MATERIAL:

□ □ □

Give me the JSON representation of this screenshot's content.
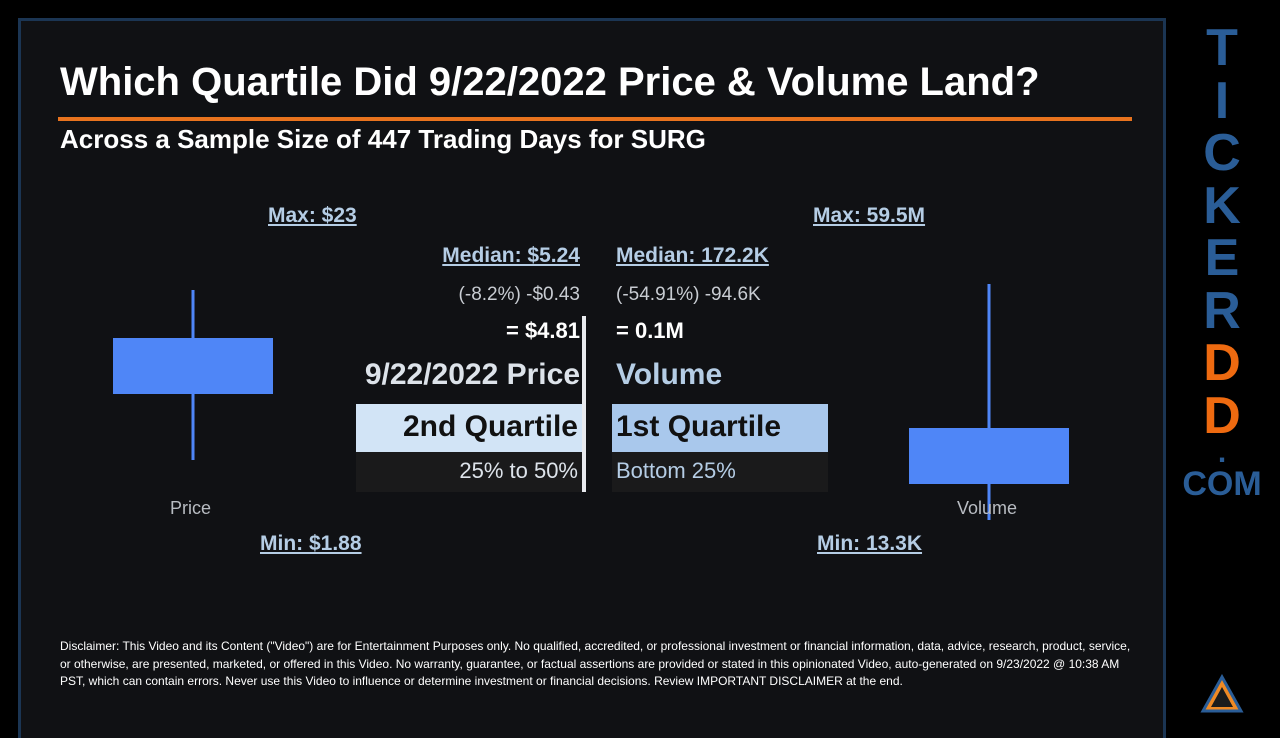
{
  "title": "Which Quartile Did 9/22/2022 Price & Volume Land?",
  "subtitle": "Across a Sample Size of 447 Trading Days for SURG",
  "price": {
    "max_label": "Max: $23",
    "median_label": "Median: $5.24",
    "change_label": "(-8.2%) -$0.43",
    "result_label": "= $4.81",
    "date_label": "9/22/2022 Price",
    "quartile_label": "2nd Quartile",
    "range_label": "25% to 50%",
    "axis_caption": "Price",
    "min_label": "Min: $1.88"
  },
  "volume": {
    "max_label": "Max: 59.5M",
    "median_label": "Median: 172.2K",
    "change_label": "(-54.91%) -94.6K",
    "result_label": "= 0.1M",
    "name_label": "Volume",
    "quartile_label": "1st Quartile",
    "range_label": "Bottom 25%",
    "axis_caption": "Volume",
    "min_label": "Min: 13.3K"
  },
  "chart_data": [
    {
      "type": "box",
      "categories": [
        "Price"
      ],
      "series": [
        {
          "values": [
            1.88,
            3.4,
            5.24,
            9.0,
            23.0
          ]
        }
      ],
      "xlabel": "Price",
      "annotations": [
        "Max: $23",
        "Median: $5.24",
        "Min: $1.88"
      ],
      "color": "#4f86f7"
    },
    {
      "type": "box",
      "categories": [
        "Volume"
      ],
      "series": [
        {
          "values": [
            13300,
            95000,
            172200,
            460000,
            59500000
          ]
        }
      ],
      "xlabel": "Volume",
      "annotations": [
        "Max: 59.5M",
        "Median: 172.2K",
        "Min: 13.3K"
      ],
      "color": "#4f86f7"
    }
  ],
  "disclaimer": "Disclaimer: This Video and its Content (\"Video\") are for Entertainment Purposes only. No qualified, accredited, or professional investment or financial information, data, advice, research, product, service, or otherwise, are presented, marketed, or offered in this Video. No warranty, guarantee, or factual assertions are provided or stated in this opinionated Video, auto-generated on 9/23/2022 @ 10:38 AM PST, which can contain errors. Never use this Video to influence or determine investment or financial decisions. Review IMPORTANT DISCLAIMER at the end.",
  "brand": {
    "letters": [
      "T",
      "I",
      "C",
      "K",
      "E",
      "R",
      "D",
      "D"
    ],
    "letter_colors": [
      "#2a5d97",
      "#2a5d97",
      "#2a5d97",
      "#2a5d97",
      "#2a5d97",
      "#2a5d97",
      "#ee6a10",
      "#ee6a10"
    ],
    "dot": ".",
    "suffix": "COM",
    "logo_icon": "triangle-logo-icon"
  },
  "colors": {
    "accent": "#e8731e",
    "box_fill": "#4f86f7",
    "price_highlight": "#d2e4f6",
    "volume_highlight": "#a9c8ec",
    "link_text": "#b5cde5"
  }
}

□ □ □

TASK BRIEF: Copy the records exactly. Skip the pictures.

TASK RESPONSE:
Give me the JSON representation of this screenshot's content.
{
  "title": "Which Quartile Did 9/22/2022 Price & Volume Land?",
  "subtitle": "Across a Sample Size of 447 Trading Days for SURG",
  "price": {
    "max_label": "Max: $23",
    "median_label": "Median: $5.24",
    "change_label": "(-8.2%) -$0.43",
    "result_label": "= $4.81",
    "date_label": "9/22/2022 Price",
    "quartile_label": "2nd Quartile",
    "range_label": "25% to 50%",
    "axis_caption": "Price",
    "min_label": "Min: $1.88"
  },
  "volume": {
    "max_label": "Max: 59.5M",
    "median_label": "Median: 172.2K",
    "change_label": "(-54.91%) -94.6K",
    "result_label": "= 0.1M",
    "name_label": "Volume",
    "quartile_label": "1st Quartile",
    "range_label": "Bottom 25%",
    "axis_caption": "Volume",
    "min_label": "Min: 13.3K"
  },
  "chart_data": [
    {
      "type": "box",
      "categories": [
        "Price"
      ],
      "series": [
        {
          "values": [
            1.88,
            3.4,
            5.24,
            9.0,
            23.0
          ]
        }
      ],
      "xlabel": "Price",
      "annotations": [
        "Max: $23",
        "Median: $5.24",
        "Min: $1.88"
      ],
      "color": "#4f86f7"
    },
    {
      "type": "box",
      "categories": [
        "Volume"
      ],
      "series": [
        {
          "values": [
            13300,
            95000,
            172200,
            460000,
            59500000
          ]
        }
      ],
      "xlabel": "Volume",
      "annotations": [
        "Max: 59.5M",
        "Median: 172.2K",
        "Min: 13.3K"
      ],
      "color": "#4f86f7"
    }
  ],
  "disclaimer": "Disclaimer: This Video and its Content (\"Video\") are for Entertainment Purposes only. No qualified, accredited, or professional investment or financial information, data, advice, research, product, service, or otherwise, are presented, marketed, or offered in this Video. No warranty, guarantee, or factual assertions are provided or stated in this opinionated Video, auto-generated on 9/23/2022 @ 10:38 AM PST, which can contain errors. Never use this Video to influence or determine investment or financial decisions. Review IMPORTANT DISCLAIMER at the end.",
  "brand": {
    "letters": [
      "T",
      "I",
      "C",
      "K",
      "E",
      "R",
      "D",
      "D"
    ],
    "letter_colors": [
      "#2a5d97",
      "#2a5d97",
      "#2a5d97",
      "#2a5d97",
      "#2a5d97",
      "#2a5d97",
      "#ee6a10",
      "#ee6a10"
    ],
    "dot": ".",
    "suffix": "COM",
    "logo_icon": "triangle-logo-icon"
  },
  "colors": {
    "accent": "#e8731e",
    "box_fill": "#4f86f7",
    "price_highlight": "#d2e4f6",
    "volume_highlight": "#a9c8ec",
    "link_text": "#b5cde5"
  }
}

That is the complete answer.